Data records »
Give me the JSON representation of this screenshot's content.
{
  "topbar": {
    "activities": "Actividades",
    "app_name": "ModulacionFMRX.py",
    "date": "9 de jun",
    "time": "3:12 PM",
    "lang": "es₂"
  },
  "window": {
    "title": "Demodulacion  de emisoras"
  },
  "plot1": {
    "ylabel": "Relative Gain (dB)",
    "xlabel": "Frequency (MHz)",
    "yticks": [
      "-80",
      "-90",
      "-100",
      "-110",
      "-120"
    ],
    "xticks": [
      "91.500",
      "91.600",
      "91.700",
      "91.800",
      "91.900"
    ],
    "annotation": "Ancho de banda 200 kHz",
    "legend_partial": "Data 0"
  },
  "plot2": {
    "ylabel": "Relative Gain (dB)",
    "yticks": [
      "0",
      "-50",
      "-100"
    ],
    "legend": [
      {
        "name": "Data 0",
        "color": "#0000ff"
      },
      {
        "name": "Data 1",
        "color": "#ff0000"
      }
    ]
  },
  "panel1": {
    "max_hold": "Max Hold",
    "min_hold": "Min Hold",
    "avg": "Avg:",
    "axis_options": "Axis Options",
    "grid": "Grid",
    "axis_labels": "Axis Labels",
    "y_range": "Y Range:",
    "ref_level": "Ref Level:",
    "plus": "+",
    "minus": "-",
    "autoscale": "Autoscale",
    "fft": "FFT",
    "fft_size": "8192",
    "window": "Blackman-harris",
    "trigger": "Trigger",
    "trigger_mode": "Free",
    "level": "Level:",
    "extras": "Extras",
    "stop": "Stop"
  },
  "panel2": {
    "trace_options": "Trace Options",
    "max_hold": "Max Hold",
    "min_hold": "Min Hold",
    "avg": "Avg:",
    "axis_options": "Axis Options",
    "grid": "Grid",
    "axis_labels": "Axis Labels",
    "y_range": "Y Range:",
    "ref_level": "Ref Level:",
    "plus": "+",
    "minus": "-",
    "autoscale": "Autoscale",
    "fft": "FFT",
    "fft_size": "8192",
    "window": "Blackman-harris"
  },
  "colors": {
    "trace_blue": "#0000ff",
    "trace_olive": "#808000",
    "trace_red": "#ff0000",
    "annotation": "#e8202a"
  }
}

WHAT THE TASK REQUIRES » Retype all of the data shown above, word for word.

COMPLETE OUTPUT »
Give me the JSON representation of this screenshot's content.
{
  "topbar": {
    "activities": "Actividades",
    "app_name": "ModulacionFMRX.py",
    "date": "9 de jun",
    "time": "3:12 PM",
    "lang": "es₂"
  },
  "window": {
    "title": "Demodulacion  de emisoras"
  },
  "plot1": {
    "ylabel": "Relative Gain (dB)",
    "xlabel": "Frequency (MHz)",
    "yticks": [
      "-80",
      "-90",
      "-100",
      "-110",
      "-120"
    ],
    "xticks": [
      "91.500",
      "91.600",
      "91.700",
      "91.800",
      "91.900"
    ],
    "annotation": "Ancho de banda 200 kHz",
    "legend_partial": "Data 0"
  },
  "plot2": {
    "ylabel": "Relative Gain (dB)",
    "yticks": [
      "0",
      "-50",
      "-100"
    ],
    "legend": [
      {
        "name": "Data 0",
        "color": "#0000ff"
      },
      {
        "name": "Data 1",
        "color": "#ff0000"
      }
    ]
  },
  "panel1": {
    "max_hold": "Max Hold",
    "min_hold": "Min Hold",
    "avg": "Avg:",
    "axis_options": "Axis Options",
    "grid": "Grid",
    "axis_labels": "Axis Labels",
    "y_range": "Y Range:",
    "ref_level": "Ref Level:",
    "plus": "+",
    "minus": "-",
    "autoscale": "Autoscale",
    "fft": "FFT",
    "fft_size": "8192",
    "window": "Blackman-harris",
    "trigger": "Trigger",
    "trigger_mode": "Free",
    "level": "Level:",
    "extras": "Extras",
    "stop": "Stop"
  },
  "panel2": {
    "trace_options": "Trace Options",
    "max_hold": "Max Hold",
    "min_hold": "Min Hold",
    "avg": "Avg:",
    "axis_options": "Axis Options",
    "grid": "Grid",
    "axis_labels": "Axis Labels",
    "y_range": "Y Range:",
    "ref_level": "Ref Level:",
    "plus": "+",
    "minus": "-",
    "autoscale": "Autoscale",
    "fft": "FFT",
    "fft_size": "8192",
    "window": "Blackman-harris"
  },
  "colors": {
    "trace_blue": "#0000ff",
    "trace_olive": "#808000",
    "trace_red": "#ff0000",
    "annotation": "#e8202a"
  }
}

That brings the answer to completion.